------ RECORDS
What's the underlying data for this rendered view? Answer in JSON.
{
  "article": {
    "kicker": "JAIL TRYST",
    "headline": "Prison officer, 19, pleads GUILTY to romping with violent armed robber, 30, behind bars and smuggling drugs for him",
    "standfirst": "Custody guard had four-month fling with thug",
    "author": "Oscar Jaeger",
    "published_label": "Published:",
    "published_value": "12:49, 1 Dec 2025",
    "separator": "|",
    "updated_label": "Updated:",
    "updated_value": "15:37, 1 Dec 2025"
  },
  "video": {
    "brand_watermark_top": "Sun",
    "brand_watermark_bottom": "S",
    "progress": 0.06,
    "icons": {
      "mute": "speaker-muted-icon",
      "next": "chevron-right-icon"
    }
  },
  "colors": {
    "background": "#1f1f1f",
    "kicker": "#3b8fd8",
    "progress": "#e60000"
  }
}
------------
● **WHAT THE EXERCISE ASKS**
Repeat the listing in full, keeping every line exactly as it is.

● **COMPLETED TASK**
What's the underlying data for this rendered view? Answer in JSON.
{
  "article": {
    "kicker": "JAIL TRYST",
    "headline": "Prison officer, 19, pleads GUILTY to romping with violent armed robber, 30, behind bars and smuggling drugs for him",
    "standfirst": "Custody guard had four-month fling with thug",
    "author": "Oscar Jaeger",
    "published_label": "Published:",
    "published_value": "12:49, 1 Dec 2025",
    "separator": "|",
    "updated_label": "Updated:",
    "updated_value": "15:37, 1 Dec 2025"
  },
  "video": {
    "brand_watermark_top": "Sun",
    "brand_watermark_bottom": "S",
    "progress": 0.06,
    "icons": {
      "mute": "speaker-muted-icon",
      "next": "chevron-right-icon"
    }
  },
  "colors": {
    "background": "#1f1f1f",
    "kicker": "#3b8fd8",
    "progress": "#e60000"
  }
}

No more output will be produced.